#### [Goal]
Your task is to reproduce the entries below word for word.

#### [Records provided]
········

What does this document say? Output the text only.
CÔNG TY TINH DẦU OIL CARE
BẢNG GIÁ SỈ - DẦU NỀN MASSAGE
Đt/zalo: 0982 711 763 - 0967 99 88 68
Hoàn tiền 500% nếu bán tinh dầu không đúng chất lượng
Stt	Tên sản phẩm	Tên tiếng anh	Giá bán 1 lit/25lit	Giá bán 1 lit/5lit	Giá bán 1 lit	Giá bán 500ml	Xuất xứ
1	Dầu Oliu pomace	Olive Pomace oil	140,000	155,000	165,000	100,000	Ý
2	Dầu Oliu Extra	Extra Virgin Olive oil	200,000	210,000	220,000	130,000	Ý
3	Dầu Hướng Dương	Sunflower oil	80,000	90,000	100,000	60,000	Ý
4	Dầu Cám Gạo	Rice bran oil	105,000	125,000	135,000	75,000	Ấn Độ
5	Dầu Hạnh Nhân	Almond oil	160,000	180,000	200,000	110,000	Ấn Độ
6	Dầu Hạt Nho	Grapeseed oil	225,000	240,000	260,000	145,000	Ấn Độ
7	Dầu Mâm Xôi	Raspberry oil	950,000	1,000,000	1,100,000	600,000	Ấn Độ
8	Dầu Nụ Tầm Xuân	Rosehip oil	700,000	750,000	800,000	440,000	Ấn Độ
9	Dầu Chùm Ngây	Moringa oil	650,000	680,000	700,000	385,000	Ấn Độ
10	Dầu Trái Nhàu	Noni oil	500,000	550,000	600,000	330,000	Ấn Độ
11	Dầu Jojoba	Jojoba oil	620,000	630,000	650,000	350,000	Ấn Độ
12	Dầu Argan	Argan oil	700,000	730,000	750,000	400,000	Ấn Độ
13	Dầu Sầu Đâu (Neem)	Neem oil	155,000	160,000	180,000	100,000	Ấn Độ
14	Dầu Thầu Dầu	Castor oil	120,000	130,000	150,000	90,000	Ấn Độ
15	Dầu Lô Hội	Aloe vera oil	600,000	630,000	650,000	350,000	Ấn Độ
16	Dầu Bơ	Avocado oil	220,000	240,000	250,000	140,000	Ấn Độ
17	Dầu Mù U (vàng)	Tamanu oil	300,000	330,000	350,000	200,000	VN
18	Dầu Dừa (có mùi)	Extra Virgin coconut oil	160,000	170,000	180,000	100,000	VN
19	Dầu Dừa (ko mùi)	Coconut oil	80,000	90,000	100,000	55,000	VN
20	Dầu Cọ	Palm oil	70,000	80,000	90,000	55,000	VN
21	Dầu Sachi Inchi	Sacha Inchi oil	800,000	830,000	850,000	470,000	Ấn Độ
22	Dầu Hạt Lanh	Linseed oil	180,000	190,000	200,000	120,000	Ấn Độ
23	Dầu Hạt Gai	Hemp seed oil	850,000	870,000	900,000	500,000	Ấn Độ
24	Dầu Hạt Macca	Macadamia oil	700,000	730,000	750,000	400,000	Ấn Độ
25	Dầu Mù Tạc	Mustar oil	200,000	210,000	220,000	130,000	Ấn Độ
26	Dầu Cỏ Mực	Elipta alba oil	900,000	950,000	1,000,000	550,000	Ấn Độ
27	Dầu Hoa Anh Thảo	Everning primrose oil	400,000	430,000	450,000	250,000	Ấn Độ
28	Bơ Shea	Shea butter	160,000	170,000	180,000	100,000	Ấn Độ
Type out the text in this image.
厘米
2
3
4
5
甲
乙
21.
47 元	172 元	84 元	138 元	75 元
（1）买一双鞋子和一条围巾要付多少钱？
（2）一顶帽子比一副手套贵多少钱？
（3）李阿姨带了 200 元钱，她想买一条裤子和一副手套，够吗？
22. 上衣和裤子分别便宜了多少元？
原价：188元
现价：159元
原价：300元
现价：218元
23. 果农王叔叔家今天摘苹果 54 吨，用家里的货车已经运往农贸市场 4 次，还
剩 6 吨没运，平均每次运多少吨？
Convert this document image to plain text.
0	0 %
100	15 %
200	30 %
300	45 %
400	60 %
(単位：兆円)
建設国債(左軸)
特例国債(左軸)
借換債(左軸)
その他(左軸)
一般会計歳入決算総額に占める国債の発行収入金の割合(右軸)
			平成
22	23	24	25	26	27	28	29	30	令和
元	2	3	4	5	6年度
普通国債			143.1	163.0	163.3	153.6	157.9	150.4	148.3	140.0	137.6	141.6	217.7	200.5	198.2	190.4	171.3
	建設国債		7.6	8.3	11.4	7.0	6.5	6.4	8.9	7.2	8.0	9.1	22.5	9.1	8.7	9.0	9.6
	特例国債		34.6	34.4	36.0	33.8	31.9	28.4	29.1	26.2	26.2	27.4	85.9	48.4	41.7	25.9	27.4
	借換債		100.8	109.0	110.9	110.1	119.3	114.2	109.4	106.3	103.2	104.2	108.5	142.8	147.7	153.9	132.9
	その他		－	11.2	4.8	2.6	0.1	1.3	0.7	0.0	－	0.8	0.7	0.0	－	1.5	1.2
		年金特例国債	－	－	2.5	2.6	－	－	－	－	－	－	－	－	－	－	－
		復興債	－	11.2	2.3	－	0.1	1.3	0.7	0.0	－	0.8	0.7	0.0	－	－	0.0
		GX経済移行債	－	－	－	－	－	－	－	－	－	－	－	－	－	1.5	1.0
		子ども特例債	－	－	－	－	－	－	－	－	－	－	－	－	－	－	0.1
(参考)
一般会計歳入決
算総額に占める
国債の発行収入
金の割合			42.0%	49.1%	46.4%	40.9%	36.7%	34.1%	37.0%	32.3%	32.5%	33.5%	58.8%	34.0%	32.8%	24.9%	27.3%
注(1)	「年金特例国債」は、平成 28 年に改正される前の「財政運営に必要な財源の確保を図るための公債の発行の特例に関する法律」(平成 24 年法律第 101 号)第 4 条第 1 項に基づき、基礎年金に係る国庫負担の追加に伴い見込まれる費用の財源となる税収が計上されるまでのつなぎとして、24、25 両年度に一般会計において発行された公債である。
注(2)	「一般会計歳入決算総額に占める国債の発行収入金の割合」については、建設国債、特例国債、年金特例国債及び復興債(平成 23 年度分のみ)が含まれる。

········

#### [Written answer]
What does this document say? Output the text only.
CÔNG TY TINH DẦU OIL CARE
BẢNG GIÁ SỈ - DẦU NỀN MASSAGE
Đt/zalo: 0982 711 763 - 0967 99 88 68
Hoàn tiền 500% nếu bán tinh dầu không đúng chất lượng
Stt	Tên sản phẩm	Tên tiếng anh	Giá bán 1 lit/25lit	Giá bán 1 lit/5lit	Giá bán 1 lit	Giá bán 500ml	Xuất xứ
1	Dầu Oliu pomace	Olive Pomace oil	140,000	155,000	165,000	100,000	Ý
2	Dầu Oliu Extra	Extra Virgin Olive oil	200,000	210,000	220,000	130,000	Ý
3	Dầu Hướng Dương	Sunflower oil	80,000	90,000	100,000	60,000	Ý
4	Dầu Cám Gạo	Rice bran oil	105,000	125,000	135,000	75,000	Ấn Độ
5	Dầu Hạnh Nhân	Almond oil	160,000	180,000	200,000	110,000	Ấn Độ
6	Dầu Hạt Nho	Grapeseed oil	225,000	240,000	260,000	145,000	Ấn Độ
7	Dầu Mâm Xôi	Raspberry oil	950,000	1,000,000	1,100,000	600,000	Ấn Độ
8	Dầu Nụ Tầm Xuân	Rosehip oil	700,000	750,000	800,000	440,000	Ấn Độ
9	Dầu Chùm Ngây	Moringa oil	650,000	680,000	700,000	385,000	Ấn Độ
10	Dầu Trái Nhàu	Noni oil	500,000	550,000	600,000	330,000	Ấn Độ
11	Dầu Jojoba	Jojoba oil	620,000	630,000	650,000	350,000	Ấn Độ
12	Dầu Argan	Argan oil	700,000	730,000	750,000	400,000	Ấn Độ
13	Dầu Sầu Đâu (Neem)	Neem oil	155,000	160,000	180,000	100,000	Ấn Độ
14	Dầu Thầu Dầu	Castor oil	120,000	130,000	150,000	90,000	Ấn Độ
15	Dầu Lô Hội	Aloe vera oil	600,000	630,000	650,000	350,000	Ấn Độ
16	Dầu Bơ	Avocado oil	220,000	240,000	250,000	140,000	Ấn Độ
17	Dầu Mù U (vàng)	Tamanu oil	300,000	330,000	350,000	200,000	VN
18	Dầu Dừa (có mùi)	Extra Virgin coconut oil	160,000	170,000	180,000	100,000	VN
19	Dầu Dừa (ko mùi)	Coconut oil	80,000	90,000	100,000	55,000	VN
20	Dầu Cọ	Palm oil	70,000	80,000	90,000	55,000	VN
21	Dầu Sachi Inchi	Sacha Inchi oil	800,000	830,000	850,000	470,000	Ấn Độ
22	Dầu Hạt Lanh	Linseed oil	180,000	190,000	200,000	120,000	Ấn Độ
23	Dầu Hạt Gai	Hemp seed oil	850,000	870,000	900,000	500,000	Ấn Độ
24	Dầu Hạt Macca	Macadamia oil	700,000	730,000	750,000	400,000	Ấn Độ
25	Dầu Mù Tạc	Mustar oil	200,000	210,000	220,000	130,000	Ấn Độ
26	Dầu Cỏ Mực	Elipta alba oil	900,000	950,000	1,000,000	550,000	Ấn Độ
27	Dầu Hoa Anh Thảo	Everning primrose oil	400,000	430,000	450,000	250,000	Ấn Độ
28	Bơ Shea	Shea butter	160,000	170,000	180,000	100,000	Ấn Độ
Type out the text in this image.
厘米
2
3
4
5
甲
乙
21.
47 元	172 元	84 元	138 元	75 元
（1）买一双鞋子和一条围巾要付多少钱？
（2）一顶帽子比一副手套贵多少钱？
（3）李阿姨带了 200 元钱，她想买一条裤子和一副手套，够吗？
22. 上衣和裤子分别便宜了多少元？
原价：188元
现价：159元
原价：300元
现价：218元
23. 果农王叔叔家今天摘苹果 54 吨，用家里的货车已经运往农贸市场 4 次，还
剩 6 吨没运，平均每次运多少吨？
Convert this document image to plain text.
0	0 %
100	15 %
200	30 %
300	45 %
400	60 %
(単位：兆円)
建設国債(左軸)
特例国債(左軸)
借換債(左軸)
その他(左軸)
一般会計歳入決算総額に占める国債の発行収入金の割合(右軸)
			平成
22	23	24	25	26	27	28	29	30	令和
元	2	3	4	5	6年度
普通国債			143.1	163.0	163.3	153.6	157.9	150.4	148.3	140.0	137.6	141.6	217.7	200.5	198.2	190.4	171.3
	建設国債		7.6	8.3	11.4	7.0	6.5	6.4	8.9	7.2	8.0	9.1	22.5	9.1	8.7	9.0	9.6
	特例国債		34.6	34.4	36.0	33.8	31.9	28.4	29.1	26.2	26.2	27.4	85.9	48.4	41.7	25.9	27.4
	借換債		100.8	109.0	110.9	110.1	119.3	114.2	109.4	106.3	103.2	104.2	108.5	142.8	147.7	153.9	132.9
	その他		－	11.2	4.8	2.6	0.1	1.3	0.7	0.0	－	0.8	0.7	0.0	－	1.5	1.2
		年金特例国債	－	－	2.5	2.6	－	－	－	－	－	－	－	－	－	－	－
		復興債	－	11.2	2.3	－	0.1	1.3	0.7	0.0	－	0.8	0.7	0.0	－	－	0.0
		GX経済移行債	－	－	－	－	－	－	－	－	－	－	－	－	－	1.5	1.0
		子ども特例債	－	－	－	－	－	－	－	－	－	－	－	－	－	－	0.1
(参考)
一般会計歳入決
算総額に占める
国債の発行収入
金の割合			42.0%	49.1%	46.4%	40.9%	36.7%	34.1%	37.0%	32.3%	32.5%	33.5%	58.8%	34.0%	32.8%	24.9%	27.3%
注(1)	「年金特例国債」は、平成 28 年に改正される前の「財政運営に必要な財源の確保を図るための公債の発行の特例に関する法律」(平成 24 年法律第 101 号)第 4 条第 1 項に基づき、基礎年金に係る国庫負担の追加に伴い見込まれる費用の財源となる税収が計上されるまでのつなぎとして、24、25 両年度に一般会計において発行された公債である。
注(2)	「一般会計歳入決算総額に占める国債の発行収入金の割合」については、建設国債、特例国債、年金特例国債及び復興債(平成 23 年度分のみ)が含まれる。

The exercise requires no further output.